Passage to read ::
# # #

Shock recognition and management US Medical PG Question 10: A 68-year-old woman is brought to the emergency department by ambulance after she was found down by her daughter. She lives alone in her apartment so it is unclear when she began to develop symptoms. Her medical history is significant for cardiac arrhythmias, diabetes, pericarditis, and a stroke 2 years ago. On presentation her temperature is 98.1°F (36.7°C), blood pressure is 88/51 mmHg, pulse is 137/min, and respirations are 18/min. On physical exam her skin is cold and clammy. If special tests were obtained, they would reveal dramatically decreased pulmonary capillary wedge pressure, increased systemic vascular resistance, and mildly decreased cardiac output. Which of the following treatments would most directly target the cause of this patient's low blood pressure?
- A. Vasopressors
- B. Intravenous fluids (Correct Answer)
- C. Antibiotic administration
- D. Relieve obstruction
- E. Intravenous inotropes
Shock recognition and management Explanation: ***Intravenous fluids***
- The patient exhibits signs of **hypovolemic shock**, including **hypotension** (BP 88/51 mmHg), **tachycardia** (pulse 137/min), and **cold, clammy skin**. The dramatically decreased **pulmonary capillary wedge pressure (PCWP)** indicates low preload, which is characteristic of hypovolemia.

# # #

Available data ::
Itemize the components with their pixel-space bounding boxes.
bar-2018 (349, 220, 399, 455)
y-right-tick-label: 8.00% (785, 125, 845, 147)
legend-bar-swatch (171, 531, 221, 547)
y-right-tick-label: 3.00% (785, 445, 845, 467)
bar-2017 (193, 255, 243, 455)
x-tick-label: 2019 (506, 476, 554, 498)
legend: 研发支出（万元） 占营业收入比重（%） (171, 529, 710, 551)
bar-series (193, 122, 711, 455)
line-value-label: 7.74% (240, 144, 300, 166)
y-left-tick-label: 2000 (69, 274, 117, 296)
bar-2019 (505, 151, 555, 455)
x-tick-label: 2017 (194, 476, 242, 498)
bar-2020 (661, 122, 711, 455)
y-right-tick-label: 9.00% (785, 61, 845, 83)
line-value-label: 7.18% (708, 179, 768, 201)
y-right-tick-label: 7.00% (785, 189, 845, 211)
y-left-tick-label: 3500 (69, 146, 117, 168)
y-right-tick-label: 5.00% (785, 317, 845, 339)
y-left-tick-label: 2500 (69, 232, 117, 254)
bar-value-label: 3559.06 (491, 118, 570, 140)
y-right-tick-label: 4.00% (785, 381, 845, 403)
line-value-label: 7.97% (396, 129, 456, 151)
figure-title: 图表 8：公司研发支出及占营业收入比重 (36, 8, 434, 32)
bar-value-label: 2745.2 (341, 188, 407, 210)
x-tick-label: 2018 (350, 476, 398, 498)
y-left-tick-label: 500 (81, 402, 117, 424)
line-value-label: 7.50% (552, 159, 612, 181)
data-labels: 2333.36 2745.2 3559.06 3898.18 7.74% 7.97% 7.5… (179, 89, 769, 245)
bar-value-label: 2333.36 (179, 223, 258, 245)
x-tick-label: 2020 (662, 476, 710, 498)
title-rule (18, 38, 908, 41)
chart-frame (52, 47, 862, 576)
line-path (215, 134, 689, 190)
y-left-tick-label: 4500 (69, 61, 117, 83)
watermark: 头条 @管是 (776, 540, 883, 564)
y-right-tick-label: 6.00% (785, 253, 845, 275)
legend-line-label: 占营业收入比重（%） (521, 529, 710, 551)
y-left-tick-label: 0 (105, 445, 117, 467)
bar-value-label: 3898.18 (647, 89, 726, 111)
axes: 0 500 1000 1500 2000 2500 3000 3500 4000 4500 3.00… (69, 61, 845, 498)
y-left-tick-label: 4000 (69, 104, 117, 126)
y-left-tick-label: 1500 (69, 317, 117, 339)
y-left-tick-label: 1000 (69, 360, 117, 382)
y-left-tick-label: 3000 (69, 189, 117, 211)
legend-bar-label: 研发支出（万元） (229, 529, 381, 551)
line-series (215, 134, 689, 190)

# # #

What the task asks :: Repeat word for word the part of the shock case text starting at "Shock recognition and management US" and ending at "low blood pressure?".

Worked solution ::
Shock recognition and management US Medical PG Question 10: A 68-year-old woman is brought to the emergency department by ambulance after she was found down by her daughter. She lives alone in her apartment so it is unclear when she began to develop symptoms. Her medical history is significant for cardiac arrhythmias, diabetes, pericarditis, and a stroke 2 years ago. On presentation her temperature is 98.1°F (36.7°C), blood pressure is 88/51 mmHg, pulse is 137/min, and respirations are 18/min. On physical exam her skin is cold and clammy. If special tests were obtained, they would reveal dramatically decreased pulmonary capillary wedge pressure, increased systemic vascular resistance, and mildly decreased cardiac output. Which of the following treatments would most directly target the cause of this patient's low blood pressure?